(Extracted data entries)

start

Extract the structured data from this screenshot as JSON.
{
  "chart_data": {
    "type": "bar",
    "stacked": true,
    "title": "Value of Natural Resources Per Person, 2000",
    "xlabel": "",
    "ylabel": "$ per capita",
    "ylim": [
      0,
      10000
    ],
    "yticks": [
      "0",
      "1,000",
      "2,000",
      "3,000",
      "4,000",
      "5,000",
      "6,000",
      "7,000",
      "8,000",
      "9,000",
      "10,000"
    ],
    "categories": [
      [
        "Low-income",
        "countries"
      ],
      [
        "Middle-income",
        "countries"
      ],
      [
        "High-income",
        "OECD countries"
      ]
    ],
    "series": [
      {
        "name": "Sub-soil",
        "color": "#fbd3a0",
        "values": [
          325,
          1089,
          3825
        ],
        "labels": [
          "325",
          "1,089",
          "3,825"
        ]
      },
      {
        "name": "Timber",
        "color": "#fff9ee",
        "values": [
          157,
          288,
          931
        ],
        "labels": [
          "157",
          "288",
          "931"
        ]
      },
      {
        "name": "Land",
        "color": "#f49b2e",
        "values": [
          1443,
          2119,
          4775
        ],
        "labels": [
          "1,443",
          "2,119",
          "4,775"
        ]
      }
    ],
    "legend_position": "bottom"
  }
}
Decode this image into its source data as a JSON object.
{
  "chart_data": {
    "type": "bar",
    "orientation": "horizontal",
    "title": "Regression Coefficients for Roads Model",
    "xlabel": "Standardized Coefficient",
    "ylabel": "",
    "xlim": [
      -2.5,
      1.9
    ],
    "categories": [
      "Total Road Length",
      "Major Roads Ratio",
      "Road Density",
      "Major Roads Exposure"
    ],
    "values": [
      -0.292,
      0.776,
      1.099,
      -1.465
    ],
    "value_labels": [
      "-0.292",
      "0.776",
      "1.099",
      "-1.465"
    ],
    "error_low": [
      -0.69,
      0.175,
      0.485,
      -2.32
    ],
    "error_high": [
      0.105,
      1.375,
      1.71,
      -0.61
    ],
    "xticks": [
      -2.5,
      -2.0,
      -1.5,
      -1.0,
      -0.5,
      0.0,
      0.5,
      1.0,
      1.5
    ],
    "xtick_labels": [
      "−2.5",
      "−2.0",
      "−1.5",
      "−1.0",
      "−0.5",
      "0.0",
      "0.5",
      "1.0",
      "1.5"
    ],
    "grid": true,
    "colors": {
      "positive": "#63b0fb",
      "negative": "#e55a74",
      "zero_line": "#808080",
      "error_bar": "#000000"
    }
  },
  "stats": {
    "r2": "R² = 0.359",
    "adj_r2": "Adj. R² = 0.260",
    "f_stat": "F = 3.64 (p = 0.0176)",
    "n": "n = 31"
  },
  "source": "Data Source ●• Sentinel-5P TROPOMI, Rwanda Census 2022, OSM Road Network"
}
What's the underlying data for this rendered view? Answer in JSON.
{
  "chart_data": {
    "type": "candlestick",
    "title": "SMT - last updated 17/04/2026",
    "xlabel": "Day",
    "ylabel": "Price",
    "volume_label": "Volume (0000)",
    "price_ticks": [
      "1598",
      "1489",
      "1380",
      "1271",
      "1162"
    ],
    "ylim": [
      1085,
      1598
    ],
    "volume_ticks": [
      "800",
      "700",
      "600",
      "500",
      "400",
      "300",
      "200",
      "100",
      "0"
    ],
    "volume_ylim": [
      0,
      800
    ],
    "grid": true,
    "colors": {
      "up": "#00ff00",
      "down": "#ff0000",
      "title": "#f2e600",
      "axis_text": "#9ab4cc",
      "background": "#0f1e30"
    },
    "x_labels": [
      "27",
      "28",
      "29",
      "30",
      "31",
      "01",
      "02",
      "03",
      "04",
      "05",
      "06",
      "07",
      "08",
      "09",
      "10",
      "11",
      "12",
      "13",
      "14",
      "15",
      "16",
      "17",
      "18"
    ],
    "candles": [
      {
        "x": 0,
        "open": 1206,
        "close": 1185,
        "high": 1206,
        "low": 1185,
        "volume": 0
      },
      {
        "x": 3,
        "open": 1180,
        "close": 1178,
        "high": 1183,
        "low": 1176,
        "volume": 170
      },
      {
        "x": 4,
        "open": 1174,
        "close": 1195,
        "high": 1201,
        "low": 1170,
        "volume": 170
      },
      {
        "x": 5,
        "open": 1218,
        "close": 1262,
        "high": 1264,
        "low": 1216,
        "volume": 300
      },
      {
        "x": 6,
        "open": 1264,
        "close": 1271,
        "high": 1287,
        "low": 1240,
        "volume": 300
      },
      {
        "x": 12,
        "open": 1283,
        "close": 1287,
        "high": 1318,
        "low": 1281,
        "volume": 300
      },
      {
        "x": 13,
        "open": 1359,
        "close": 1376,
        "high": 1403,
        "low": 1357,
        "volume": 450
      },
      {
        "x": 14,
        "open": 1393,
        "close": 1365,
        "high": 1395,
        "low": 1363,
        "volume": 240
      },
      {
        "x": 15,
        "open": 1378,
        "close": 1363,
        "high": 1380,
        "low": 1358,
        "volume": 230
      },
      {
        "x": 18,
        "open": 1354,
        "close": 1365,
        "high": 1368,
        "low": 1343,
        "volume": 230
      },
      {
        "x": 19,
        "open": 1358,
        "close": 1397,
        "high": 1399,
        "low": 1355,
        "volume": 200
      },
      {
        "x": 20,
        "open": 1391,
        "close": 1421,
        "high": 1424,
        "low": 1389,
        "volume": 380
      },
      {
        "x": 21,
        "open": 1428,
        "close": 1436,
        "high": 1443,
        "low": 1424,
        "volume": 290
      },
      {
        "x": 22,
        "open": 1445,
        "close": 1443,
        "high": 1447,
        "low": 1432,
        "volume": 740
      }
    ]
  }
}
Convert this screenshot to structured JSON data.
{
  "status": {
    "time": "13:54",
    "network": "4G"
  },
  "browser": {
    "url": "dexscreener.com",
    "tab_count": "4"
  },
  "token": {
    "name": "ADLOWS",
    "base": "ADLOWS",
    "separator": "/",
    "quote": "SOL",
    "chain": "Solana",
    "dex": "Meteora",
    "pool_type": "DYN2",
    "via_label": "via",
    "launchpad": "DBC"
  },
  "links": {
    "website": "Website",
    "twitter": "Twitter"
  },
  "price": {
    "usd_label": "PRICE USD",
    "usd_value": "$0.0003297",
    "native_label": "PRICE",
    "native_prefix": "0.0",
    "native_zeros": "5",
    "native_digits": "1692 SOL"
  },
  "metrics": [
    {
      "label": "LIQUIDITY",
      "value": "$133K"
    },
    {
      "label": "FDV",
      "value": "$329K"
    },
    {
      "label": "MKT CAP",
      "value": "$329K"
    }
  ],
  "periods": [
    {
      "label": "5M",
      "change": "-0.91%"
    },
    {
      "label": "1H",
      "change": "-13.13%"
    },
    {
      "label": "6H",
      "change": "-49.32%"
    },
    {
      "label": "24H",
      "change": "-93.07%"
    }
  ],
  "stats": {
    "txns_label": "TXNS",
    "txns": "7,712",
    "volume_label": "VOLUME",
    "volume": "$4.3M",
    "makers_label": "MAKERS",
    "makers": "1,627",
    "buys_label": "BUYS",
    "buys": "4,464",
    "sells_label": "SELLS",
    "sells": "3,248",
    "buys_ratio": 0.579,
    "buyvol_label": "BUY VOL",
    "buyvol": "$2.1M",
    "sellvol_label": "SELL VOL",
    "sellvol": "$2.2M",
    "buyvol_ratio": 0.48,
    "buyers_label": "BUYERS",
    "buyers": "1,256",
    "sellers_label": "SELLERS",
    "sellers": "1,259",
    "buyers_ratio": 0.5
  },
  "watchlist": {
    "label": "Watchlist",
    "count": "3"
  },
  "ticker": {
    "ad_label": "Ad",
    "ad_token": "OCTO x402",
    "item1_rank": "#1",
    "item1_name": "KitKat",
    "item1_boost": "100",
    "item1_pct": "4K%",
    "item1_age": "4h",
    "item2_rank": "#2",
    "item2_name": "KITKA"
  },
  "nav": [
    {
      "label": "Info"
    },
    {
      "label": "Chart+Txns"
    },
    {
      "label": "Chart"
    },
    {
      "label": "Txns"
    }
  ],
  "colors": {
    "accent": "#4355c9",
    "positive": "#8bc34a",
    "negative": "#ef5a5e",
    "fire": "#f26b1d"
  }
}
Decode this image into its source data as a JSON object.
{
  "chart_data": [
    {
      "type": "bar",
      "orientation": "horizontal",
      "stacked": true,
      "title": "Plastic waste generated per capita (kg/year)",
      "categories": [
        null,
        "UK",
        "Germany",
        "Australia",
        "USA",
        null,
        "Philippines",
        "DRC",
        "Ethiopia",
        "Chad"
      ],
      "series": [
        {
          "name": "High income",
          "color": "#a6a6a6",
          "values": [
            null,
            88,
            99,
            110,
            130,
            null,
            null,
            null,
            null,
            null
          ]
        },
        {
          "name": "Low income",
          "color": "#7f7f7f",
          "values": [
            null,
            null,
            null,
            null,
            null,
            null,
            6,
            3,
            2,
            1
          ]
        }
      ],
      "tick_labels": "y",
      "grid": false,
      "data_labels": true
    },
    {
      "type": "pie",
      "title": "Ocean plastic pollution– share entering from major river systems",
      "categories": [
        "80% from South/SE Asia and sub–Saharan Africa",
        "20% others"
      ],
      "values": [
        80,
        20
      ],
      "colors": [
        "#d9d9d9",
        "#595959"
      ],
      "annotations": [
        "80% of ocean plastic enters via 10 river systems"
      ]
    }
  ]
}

end

Instructions to follow
Report all lines of the material that contain the word "this".

Written solution
Extract the structured data from this screenshot as JSON.
Decode this image into its source data as a JSON object.
What's the underlying data for this rendered view? Answer in JSON.
Convert this screenshot to structured JSON data.
Decode this image into its source data as a JSON object.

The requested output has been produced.